Stored data entries:
════════
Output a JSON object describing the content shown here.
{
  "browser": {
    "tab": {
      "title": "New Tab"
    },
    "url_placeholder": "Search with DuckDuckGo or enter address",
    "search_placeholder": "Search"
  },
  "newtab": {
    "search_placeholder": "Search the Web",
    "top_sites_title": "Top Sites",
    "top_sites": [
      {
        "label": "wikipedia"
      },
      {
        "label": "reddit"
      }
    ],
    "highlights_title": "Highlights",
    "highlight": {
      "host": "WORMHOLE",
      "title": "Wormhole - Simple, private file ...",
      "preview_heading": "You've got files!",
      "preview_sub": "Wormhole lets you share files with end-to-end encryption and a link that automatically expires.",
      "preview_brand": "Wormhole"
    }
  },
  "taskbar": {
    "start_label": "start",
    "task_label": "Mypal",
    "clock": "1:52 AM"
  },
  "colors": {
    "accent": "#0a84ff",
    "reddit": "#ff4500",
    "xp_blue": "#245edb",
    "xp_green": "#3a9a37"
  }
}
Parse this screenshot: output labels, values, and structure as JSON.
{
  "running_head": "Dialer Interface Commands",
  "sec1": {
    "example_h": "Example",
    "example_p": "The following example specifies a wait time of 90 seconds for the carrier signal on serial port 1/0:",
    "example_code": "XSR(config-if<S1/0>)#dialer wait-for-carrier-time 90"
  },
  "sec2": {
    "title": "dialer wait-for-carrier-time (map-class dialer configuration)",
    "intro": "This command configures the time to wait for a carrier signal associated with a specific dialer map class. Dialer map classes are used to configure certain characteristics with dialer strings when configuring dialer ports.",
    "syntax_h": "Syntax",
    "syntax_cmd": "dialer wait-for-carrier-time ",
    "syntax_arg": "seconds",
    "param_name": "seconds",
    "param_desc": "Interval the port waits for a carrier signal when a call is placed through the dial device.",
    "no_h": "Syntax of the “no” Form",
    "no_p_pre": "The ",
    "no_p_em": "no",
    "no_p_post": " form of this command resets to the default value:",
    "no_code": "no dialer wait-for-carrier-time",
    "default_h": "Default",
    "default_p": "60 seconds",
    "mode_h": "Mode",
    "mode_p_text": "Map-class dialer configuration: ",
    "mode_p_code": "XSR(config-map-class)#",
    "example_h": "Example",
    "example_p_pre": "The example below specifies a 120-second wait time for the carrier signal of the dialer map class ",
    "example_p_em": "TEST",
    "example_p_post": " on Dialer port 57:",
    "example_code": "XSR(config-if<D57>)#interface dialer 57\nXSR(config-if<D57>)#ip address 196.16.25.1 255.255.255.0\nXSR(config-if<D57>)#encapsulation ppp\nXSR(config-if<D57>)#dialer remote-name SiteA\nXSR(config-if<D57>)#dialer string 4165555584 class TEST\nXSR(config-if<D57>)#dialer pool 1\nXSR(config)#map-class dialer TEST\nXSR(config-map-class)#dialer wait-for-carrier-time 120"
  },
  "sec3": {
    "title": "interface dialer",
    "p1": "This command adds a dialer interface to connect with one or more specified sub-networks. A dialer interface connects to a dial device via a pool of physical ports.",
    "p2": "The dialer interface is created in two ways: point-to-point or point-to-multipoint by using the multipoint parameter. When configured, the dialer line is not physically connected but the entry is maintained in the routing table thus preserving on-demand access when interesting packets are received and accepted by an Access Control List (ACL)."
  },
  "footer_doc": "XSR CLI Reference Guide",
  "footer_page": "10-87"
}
════════
Exact output of every entry is required.

SOLVED PROBLEM:
Output a JSON object describing the content shown here.
{
  "browser": {
    "tab": {
      "title": "New Tab"
    },
    "url_placeholder": "Search with DuckDuckGo or enter address",
    "search_placeholder": "Search"
  },
  "newtab": {
    "search_placeholder": "Search the Web",
    "top_sites_title": "Top Sites",
    "top_sites": [
      {
        "label": "wikipedia"
      },
      {
        "label": "reddit"
      }
    ],
    "highlights_title": "Highlights",
    "highlight": {
      "host": "WORMHOLE",
      "title": "Wormhole - Simple, private file ...",
      "preview_heading": "You've got files!",
      "preview_sub": "Wormhole lets you share files with end-to-end encryption and a link that automatically expires.",
      "preview_brand": "Wormhole"
    }
  },
  "taskbar": {
    "start_label": "start",
    "task_label": "Mypal",
    "clock": "1:52 AM"
  },
  "colors": {
    "accent": "#0a84ff",
    "reddit": "#ff4500",
    "xp_blue": "#245edb",
    "xp_green": "#3a9a37"
  }
}
Parse this screenshot: output labels, values, and structure as JSON.
{
  "running_head": "Dialer Interface Commands",
  "sec1": {
    "example_h": "Example",
    "example_p": "The following example specifies a wait time of 90 seconds for the carrier signal on serial port 1/0:",
    "example_code": "XSR(config-if<S1/0>)#dialer wait-for-carrier-time 90"
  },
  "sec2": {
    "title": "dialer wait-for-carrier-time (map-class dialer configuration)",
    "intro": "This command configures the time to wait for a carrier signal associated with a specific dialer map class. Dialer map classes are used to configure certain characteristics with dialer strings when configuring dialer ports.",
    "syntax_h": "Syntax",
    "syntax_cmd": "dialer wait-for-carrier-time ",
    "syntax_arg": "seconds",
    "param_name": "seconds",
    "param_desc": "Interval the port waits for a carrier signal when a call is placed through the dial device.",
    "no_h": "Syntax of the “no” Form",
    "no_p_pre": "The ",
    "no_p_em": "no",
    "no_p_post": " form of this command resets to the default value:",
    "no_code": "no dialer wait-for-carrier-time",
    "default_h": "Default",
    "default_p": "60 seconds",
    "mode_h": "Mode",
    "mode_p_text": "Map-class dialer configuration: ",
    "mode_p_code": "XSR(config-map-class)#",
    "example_h": "Example",
    "example_p_pre": "The example below specifies a 120-second wait time for the carrier signal of the dialer map class ",
    "example_p_em": "TEST",
    "example_p_post": " on Dialer port 57:",
    "example_code": "XSR(config-if<D57>)#interface dialer 57\nXSR(config-if<D57>)#ip address 196.16.25.1 255.255.255.0\nXSR(config-if<D57>)#encapsulation ppp\nXSR(config-if<D57>)#dialer remote-name SiteA\nXSR(config-if<D57>)#dialer string 4165555584 class TEST\nXSR(config-if<D57>)#dialer pool 1\nXSR(config)#map-class dialer TEST\nXSR(config-map-class)#dialer wait-for-carrier-time 120"
  },
  "sec3": {
    "title": "interface dialer",
    "p1": "This command adds a dialer interface to connect with one or more specified sub-networks. A dialer interface connects to a dial device via a pool of physical ports.",
    "p2": "The dialer interface is created in two ways: point-to-point or point-to-multipoint by using the multipoint parameter. When configured, the dialer line is not physically connected but the entry is maintained in the routing table thus preserving on-demand access when interesting packets are received and accepted by an Access Control List (ACL)."
  },
  "footer_doc": "XSR CLI Reference Guide",
  "footer_page": "10-87"
}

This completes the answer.